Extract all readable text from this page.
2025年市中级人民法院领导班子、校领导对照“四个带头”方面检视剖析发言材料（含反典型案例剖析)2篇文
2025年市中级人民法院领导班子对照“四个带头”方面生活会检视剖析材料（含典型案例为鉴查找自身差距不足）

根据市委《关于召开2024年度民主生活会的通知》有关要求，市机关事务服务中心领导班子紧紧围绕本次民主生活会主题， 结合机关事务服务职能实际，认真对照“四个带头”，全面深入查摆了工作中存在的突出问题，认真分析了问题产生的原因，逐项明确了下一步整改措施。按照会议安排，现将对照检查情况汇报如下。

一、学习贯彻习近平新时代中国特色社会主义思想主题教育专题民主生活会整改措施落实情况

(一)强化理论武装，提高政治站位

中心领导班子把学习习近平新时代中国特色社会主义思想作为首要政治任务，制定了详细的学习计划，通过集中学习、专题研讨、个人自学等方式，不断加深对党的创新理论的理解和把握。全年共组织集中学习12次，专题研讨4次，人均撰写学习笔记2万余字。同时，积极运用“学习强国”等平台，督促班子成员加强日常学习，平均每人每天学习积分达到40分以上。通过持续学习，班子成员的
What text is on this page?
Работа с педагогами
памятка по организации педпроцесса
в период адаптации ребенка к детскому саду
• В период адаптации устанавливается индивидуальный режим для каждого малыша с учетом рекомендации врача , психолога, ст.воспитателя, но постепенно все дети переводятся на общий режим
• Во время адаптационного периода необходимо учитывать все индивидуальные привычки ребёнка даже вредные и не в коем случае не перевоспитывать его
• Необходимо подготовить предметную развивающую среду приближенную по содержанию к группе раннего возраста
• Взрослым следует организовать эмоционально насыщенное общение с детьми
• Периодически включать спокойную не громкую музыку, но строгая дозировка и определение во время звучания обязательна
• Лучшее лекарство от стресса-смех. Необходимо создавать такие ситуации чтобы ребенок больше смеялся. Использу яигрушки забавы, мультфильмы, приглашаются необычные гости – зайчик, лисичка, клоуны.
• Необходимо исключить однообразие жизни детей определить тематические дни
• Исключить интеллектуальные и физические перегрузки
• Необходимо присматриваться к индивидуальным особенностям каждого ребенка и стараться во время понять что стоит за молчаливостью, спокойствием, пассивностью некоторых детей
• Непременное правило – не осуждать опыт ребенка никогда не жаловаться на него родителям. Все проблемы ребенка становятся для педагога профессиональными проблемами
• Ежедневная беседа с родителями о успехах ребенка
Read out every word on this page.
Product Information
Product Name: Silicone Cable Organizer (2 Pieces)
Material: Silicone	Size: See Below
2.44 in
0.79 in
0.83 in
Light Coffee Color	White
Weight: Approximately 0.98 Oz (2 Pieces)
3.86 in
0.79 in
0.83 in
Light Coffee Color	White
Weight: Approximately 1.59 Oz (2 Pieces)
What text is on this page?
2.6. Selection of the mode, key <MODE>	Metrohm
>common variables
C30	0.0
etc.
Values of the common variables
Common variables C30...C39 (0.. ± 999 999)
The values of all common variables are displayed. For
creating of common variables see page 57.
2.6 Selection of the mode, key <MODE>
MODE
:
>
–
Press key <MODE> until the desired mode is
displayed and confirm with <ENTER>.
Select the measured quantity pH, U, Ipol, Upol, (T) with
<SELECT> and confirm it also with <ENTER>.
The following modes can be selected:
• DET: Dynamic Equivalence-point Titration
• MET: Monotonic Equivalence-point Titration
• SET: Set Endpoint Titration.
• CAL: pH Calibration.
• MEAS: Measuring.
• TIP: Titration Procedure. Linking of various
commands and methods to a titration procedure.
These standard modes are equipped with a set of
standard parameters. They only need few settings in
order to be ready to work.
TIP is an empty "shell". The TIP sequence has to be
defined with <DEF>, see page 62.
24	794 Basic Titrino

★ ★ ★ ★ ★ ★ ★

▶ GIVEN PROBLEM:
Give back all the data exactly as written.

▶ WRITTEN SOLUTION:
Extract all readable text from this page.
2025年市中级人民法院领导班子、校领导对照“四个带头”方面检视剖析发言材料（含反典型案例剖析)2篇文
2025年市中级人民法院领导班子对照“四个带头”方面生活会检视剖析材料（含典型案例为鉴查找自身差距不足）

根据市委《关于召开2024年度民主生活会的通知》有关要求，市机关事务服务中心领导班子紧紧围绕本次民主生活会主题， 结合机关事务服务职能实际，认真对照“四个带头”，全面深入查摆了工作中存在的突出问题，认真分析了问题产生的原因，逐项明确了下一步整改措施。按照会议安排，现将对照检查情况汇报如下。

一、学习贯彻习近平新时代中国特色社会主义思想主题教育专题民主生活会整改措施落实情况

(一)强化理论武装，提高政治站位

中心领导班子把学习习近平新时代中国特色社会主义思想作为首要政治任务，制定了详细的学习计划，通过集中学习、专题研讨、个人自学等方式，不断加深对党的创新理论的理解和把握。全年共组织集中学习12次，专题研讨4次，人均撰写学习笔记2万余字。同时，积极运用“学习强国”等平台，督促班子成员加强日常学习，平均每人每天学习积分达到40分以上。通过持续学习，班子成员的
What text is on this page?
Работа с педагогами
памятка по организации педпроцесса
в период адаптации ребенка к детскому саду
• В период адаптации устанавливается индивидуальный режим для каждого малыша с учетом рекомендации врача , психолога, ст.воспитателя, но постепенно все дети переводятся на общий режим
• Во время адаптационного периода необходимо учитывать все индивидуальные привычки ребёнка даже вредные и не в коем случае не перевоспитывать его
• Необходимо подготовить предметную развивающую среду приближенную по содержанию к группе раннего возраста
• Взрослым следует организовать эмоционально насыщенное общение с детьми
• Периодически включать спокойную не громкую музыку, но строгая дозировка и определение во время звучания обязательна
• Лучшее лекарство от стресса-смех. Необходимо создавать такие ситуации чтобы ребенок больше смеялся. Использу яигрушки забавы, мультфильмы, приглашаются необычные гости – зайчик, лисичка, клоуны.
• Необходимо исключить однообразие жизни детей определить тематические дни
• Исключить интеллектуальные и физические перегрузки
• Необходимо присматриваться к индивидуальным особенностям каждого ребенка и стараться во время понять что стоит за молчаливостью, спокойствием, пассивностью некоторых детей
• Непременное правило – не осуждать опыт ребенка никогда не жаловаться на него родителям. Все проблемы ребенка становятся для педагога профессиональными проблемами
• Ежедневная беседа с родителями о успехах ребенка
Read out every word on this page.
Product Information
Product Name: Silicone Cable Organizer (2 Pieces)
Material: Silicone	Size: See Below
2.44 in
0.79 in
0.83 in
Light Coffee Color	White
Weight: Approximately 0.98 Oz (2 Pieces)
3.86 in
0.79 in
0.83 in
Light Coffee Color	White
Weight: Approximately 1.59 Oz (2 Pieces)
What text is on this page?
2.6. Selection of the mode, key <MODE>	Metrohm
>common variables
C30	0.0
etc.
Values of the common variables
Common variables C30...C39 (0.. ± 999 999)
The values of all common variables are displayed. For
creating of common variables see page 57.
2.6 Selection of the mode, key <MODE>
MODE
:
>
–
Press key <MODE> until the desired mode is
displayed and confirm with <ENTER>.
Select the measured quantity pH, U, Ipol, Upol, (T) with
<SELECT> and confirm it also with <ENTER>.
The following modes can be selected:
• DET: Dynamic Equivalence-point Titration
• MET: Monotonic Equivalence-point Titration
• SET: Set Endpoint Titration.
• CAL: pH Calibration.
• MEAS: Measuring.
• TIP: Titration Procedure. Linking of various
commands and methods to a titration procedure.
These standard modes are equipped with a set of
standard parameters. They only need few settings in
order to be ready to work.
TIP is an empty "shell". The TIP sequence has to be
defined with <DEF>, see page 62.
24	794 Basic Titrino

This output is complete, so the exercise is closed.